__DO THIS__:
Can you transcribe every entry word for word, skipping the images?

═══ INFORMATION GIVEN

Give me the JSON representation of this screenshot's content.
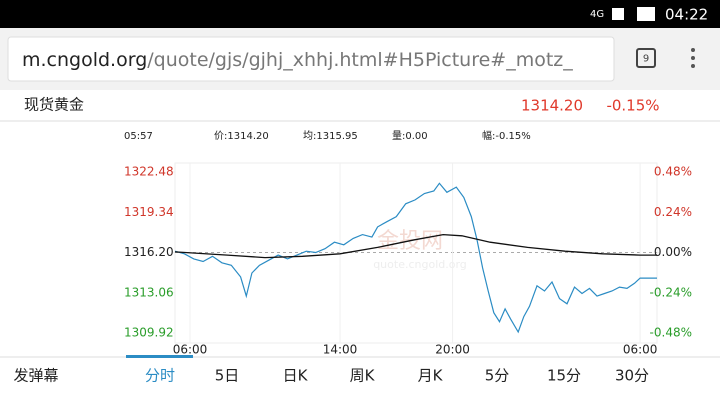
{
  "status_bar": {
    "network": "4G",
    "time": "04:22"
  },
  "address_bar": {
    "host": "m.cngold.org",
    "path": "/quote/gjs/gjhj_xhhj.html#H5Picture#_motz_",
    "tab_count": "9"
  },
  "quote": {
    "name": "现货黄金",
    "price": "1314.20",
    "change": "-0.15%"
  },
  "info": [
    "05:57",
    "价:1314.20",
    "均:1315.95",
    "量:0.00",
    "幅:-0.15%"
  ],
  "watermark": {
    "brand": "金投网",
    "url": "quote.cngold.org"
  },
  "chart_data": {
    "type": "line",
    "xlim": [
      -0.8,
      24.9
    ],
    "xticks": [
      {
        "value": 0,
        "label": "06:00"
      },
      {
        "value": 8,
        "label": "14:00"
      },
      {
        "value": 14,
        "label": "20:00"
      },
      {
        "value": 24,
        "label": "06:00"
      }
    ],
    "ylim": [
      1309.92,
      1322.48
    ],
    "yticks": [
      1309.92,
      1313.06,
      1316.2,
      {
        "value": 1316.2,
        "label": "1316.20"
      },
      1319.34,
      1322.48
    ],
    "y2lim": [
      -0.48,
      0.48
    ],
    "y2ticks": [
      {
        "value": -0.48,
        "label": "-0.48%"
      },
      {
        "value": -0.24,
        "label": "-0.24%"
      },
      {
        "value": 0,
        "label": "0.00%"
      },
      {
        "value": 0.24,
        "label": "0.24%"
      },
      {
        "value": 0.48,
        "label": "0.48%"
      }
    ],
    "series": [
      {
        "color": "#2b8cc4",
        "x": [
          -0.8,
          -0.3,
          0.2,
          0.7,
          1.2,
          1.7,
          2.2,
          2.7,
          3.0,
          3.3,
          3.7,
          4.2,
          4.7,
          5.2,
          5.7,
          6.2,
          6.7,
          7.2,
          7.7,
          8.2,
          8.7,
          9.2,
          9.7,
          10.0,
          10.5,
          11.0,
          11.5,
          12.0,
          12.5,
          13.0,
          13.3,
          13.7,
          14.2,
          14.6,
          15.0,
          15.3,
          15.6,
          15.9,
          16.2,
          16.5,
          16.8,
          17.1,
          17.5,
          17.8,
          18.1,
          18.5,
          18.9,
          19.3,
          19.7,
          20.1,
          20.5,
          20.9,
          21.3,
          21.7,
          22.1,
          22.5,
          22.9,
          23.3,
          23.7,
          24.0,
          24.9
        ],
        "values": [
          1316.3,
          1316.1,
          1315.7,
          1315.5,
          1315.9,
          1315.4,
          1315.2,
          1314.3,
          1312.8,
          1314.6,
          1315.2,
          1315.6,
          1316.0,
          1315.7,
          1316.0,
          1316.3,
          1316.2,
          1316.5,
          1317.0,
          1316.8,
          1317.3,
          1317.6,
          1317.4,
          1318.2,
          1318.6,
          1319.0,
          1320.0,
          1320.3,
          1320.8,
          1321.0,
          1321.6,
          1320.9,
          1321.3,
          1320.5,
          1319.0,
          1317.2,
          1315.0,
          1313.2,
          1311.5,
          1310.8,
          1311.8,
          1311.0,
          1310.0,
          1311.2,
          1312.0,
          1313.6,
          1313.2,
          1313.9,
          1312.6,
          1312.2,
          1313.5,
          1313.0,
          1313.4,
          1312.8,
          1313.0,
          1313.2,
          1313.5,
          1313.4,
          1313.8,
          1314.2,
          1314.2
        ]
      },
      {
        "color": "#111111",
        "x": [
          -0.8,
          2,
          4,
          6,
          8,
          10,
          12,
          13.5,
          14.5,
          16,
          18,
          20,
          22,
          24,
          24.9
        ],
        "values": [
          1316.25,
          1316.0,
          1315.8,
          1315.9,
          1316.1,
          1316.6,
          1317.2,
          1317.6,
          1317.5,
          1317.0,
          1316.6,
          1316.3,
          1316.1,
          1316.0,
          1316.0
        ]
      }
    ]
  },
  "tabs": [
    "发弹幕",
    "分时",
    "5日",
    "日K",
    "周K",
    "月K",
    "5分",
    "15分",
    "30分"
  ]
}
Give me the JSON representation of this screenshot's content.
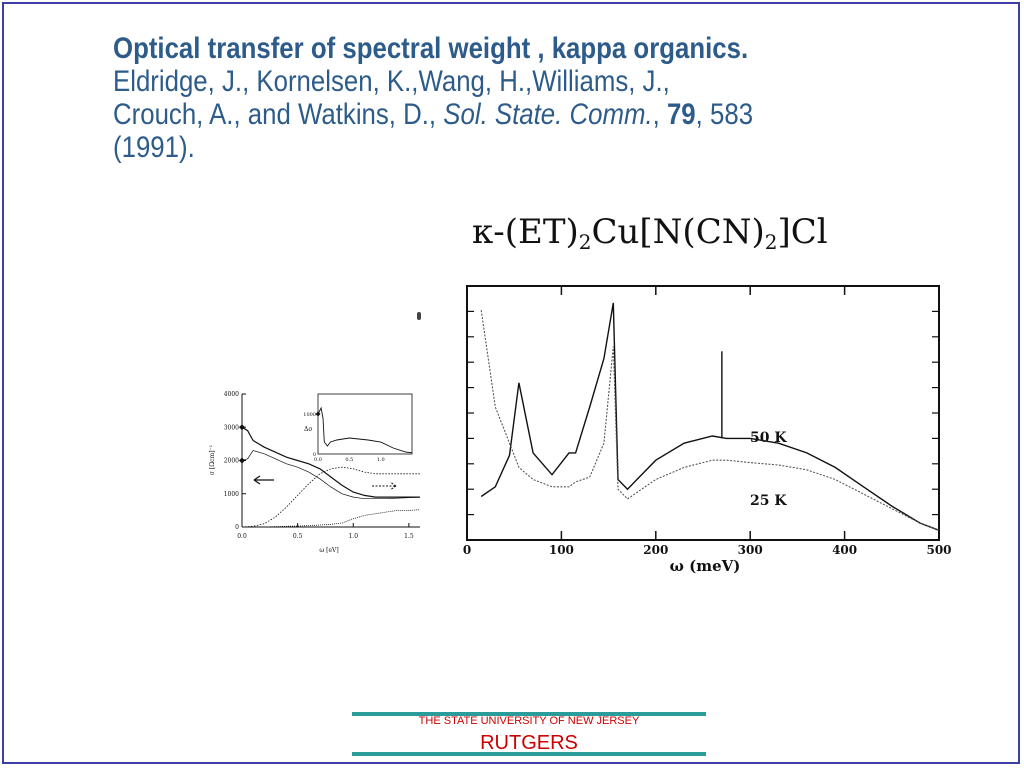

══════

__ANSWER TO THIS PROBLEM__:
Give me the JSON representation of this screenshot's content.
{
  "status_bar": {
    "network": "4G",
    "time": "04:22"
  },
  "address_bar": {
    "host": "m.cngold.org",
    "path": "/quote/gjs/gjhj_xhhj.html#H5Picture#_motz_",
    "tab_count": "9"
  },
  "quote": {
    "name": "现货黄金",
    "price": "1314.20",
    "change": "-0.15%"
  },
  "info": [
    "05:57",
    "价:1314.20",
    "均:1315.95",
    "量:0.00",
    "幅:-0.15%"
  ],
  "watermark": {
    "brand": "金投网",
    "url": "quote.cngold.org"
  },
  "chart_data": {
    "type": "line",
    "xlim": [
      -0.8,
      24.9
    ],
    "xticks": [
      {
        "value": 0,
        "label": "06:00"
      },
      {
        "value": 8,
        "label": "14:00"
      },
      {
        "value": 14,
        "label": "20:00"
      },
      {
        "value": 24,
        "label": "06:00"
      }
    ],
    "ylim": [
      1309.92,
      1322.48
    ],
    "yticks": [
      1309.92,
      1313.06,
      1316.2,
      {
        "value": 1316.2,
        "label": "1316.20"
      },
      1319.34,
      1322.48
    ],
    "y2lim": [
      -0.48,
      0.48
    ],
    "y2ticks": [
      {
        "value": -0.48,
        "label": "-0.48%"
      },
      {
        "value": -0.24,
        "label": "-0.24%"
      },
      {
        "value": 0,
        "label": "0.00%"
      },
      {
        "value": 0.24,
        "label": "0.24%"
      },
      {
        "value": 0.48,
        "label": "0.48%"
      }
    ],
    "series": [
      {
        "color": "#2b8cc4",
        "x": [
          -0.8,
          -0.3,
          0.2,
          0.7,
          1.2,
          1.7,
          2.2,
          2.7,
          3.0,
          3.3,
          3.7,
          4.2,
          4.7,
          5.2,
          5.7,
          6.2,
          6.7,
          7.2,
          7.7,
          8.2,
          8.7,
          9.2,
          9.7,
          10.0,
          10.5,
          11.0,
          11.5,
          12.0,
          12.5,
          13.0,
          13.3,
          13.7,
          14.2,
          14.6,
          15.0,
          15.3,
          15.6,
          15.9,
          16.2,
          16.5,
          16.8,
          17.1,
          17.5,
          17.8,
          18.1,
          18.5,
          18.9,
          19.3,
          19.7,
          20.1,
          20.5,
          20.9,
          21.3,
          21.7,
          22.1,
          22.5,
          22.9,
          23.3,
          23.7,
          24.0,
          24.9
        ],
        "values": [
          1316.3,
          1316.1,
          1315.7,
          1315.5,
          1315.9,
          1315.4,
          1315.2,
          1314.3,
          1312.8,
          1314.6,
          1315.2,
          1315.6,
          1316.0,
          1315.7,
          1316.0,
          1316.3,
          1316.2,
          1316.5,
          1317.0,
          1316.8,
          1317.3,
          1317.6,
          1317.4,
          1318.2,
          1318.6,
          1319.0,
          1320.0,
          1320.3,
          1320.8,
          1321.0,
          1321.6,
          1320.9,
          1321.3,
          1320.5,
          1319.0,
          1317.2,
          1315.0,
          1313.2,
          1311.5,
          1310.8,
          1311.8,
          1311.0,
          1310.0,
          1311.2,
          1312.0,
          1313.6,
          1313.2,
          1313.9,
          1312.6,
          1312.2,
          1313.5,
          1313.0,
          1313.4,
          1312.8,
          1313.0,
          1313.2,
          1313.5,
          1313.4,
          1313.8,
          1314.2,
          1314.2
        ]
      },
      {
        "color": "#111111",
        "x": [
          -0.8,
          2,
          4,
          6,
          8,
          10,
          12,
          13.5,
          14.5,
          16,
          18,
          20,
          22,
          24,
          24.9
        ],
        "values": [
          1316.25,
          1316.0,
          1315.8,
          1315.9,
          1316.1,
          1316.6,
          1317.2,
          1317.6,
          1317.5,
          1317.0,
          1316.6,
          1316.3,
          1316.1,
          1316.0,
          1316.0
        ]
      }
    ]
  },
  "tabs": [
    "发弹幕",
    "分时",
    "5日",
    "日K",
    "周K",
    "月K",
    "5分",
    "15分",
    "30分"
  ]
}
Give me the JSON representation of this screenshot's content.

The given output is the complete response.